┌──

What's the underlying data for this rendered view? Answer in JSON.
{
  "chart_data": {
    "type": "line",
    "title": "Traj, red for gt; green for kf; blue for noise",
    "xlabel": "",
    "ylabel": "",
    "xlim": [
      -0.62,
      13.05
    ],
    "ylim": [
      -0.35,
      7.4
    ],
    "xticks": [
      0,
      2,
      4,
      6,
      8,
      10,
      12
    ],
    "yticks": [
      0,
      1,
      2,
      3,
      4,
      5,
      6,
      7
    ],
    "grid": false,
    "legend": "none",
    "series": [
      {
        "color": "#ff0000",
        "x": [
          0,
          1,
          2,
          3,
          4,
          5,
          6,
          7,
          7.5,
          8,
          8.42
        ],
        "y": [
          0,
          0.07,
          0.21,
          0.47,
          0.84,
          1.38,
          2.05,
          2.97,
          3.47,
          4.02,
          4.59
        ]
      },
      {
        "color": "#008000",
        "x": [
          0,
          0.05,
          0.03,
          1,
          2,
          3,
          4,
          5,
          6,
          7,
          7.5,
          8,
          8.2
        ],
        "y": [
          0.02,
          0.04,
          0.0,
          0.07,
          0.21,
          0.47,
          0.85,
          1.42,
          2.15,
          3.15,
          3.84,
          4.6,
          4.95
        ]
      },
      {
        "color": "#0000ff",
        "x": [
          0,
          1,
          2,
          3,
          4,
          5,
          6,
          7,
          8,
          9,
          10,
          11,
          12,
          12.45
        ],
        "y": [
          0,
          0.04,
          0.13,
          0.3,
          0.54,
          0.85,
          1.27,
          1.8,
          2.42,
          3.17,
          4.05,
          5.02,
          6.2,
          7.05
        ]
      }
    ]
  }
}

└──

Copy out every line in the entries above that holds "color".

        "color": "#ff0000",
        "color": "#008000",
        "color": "#0000ff",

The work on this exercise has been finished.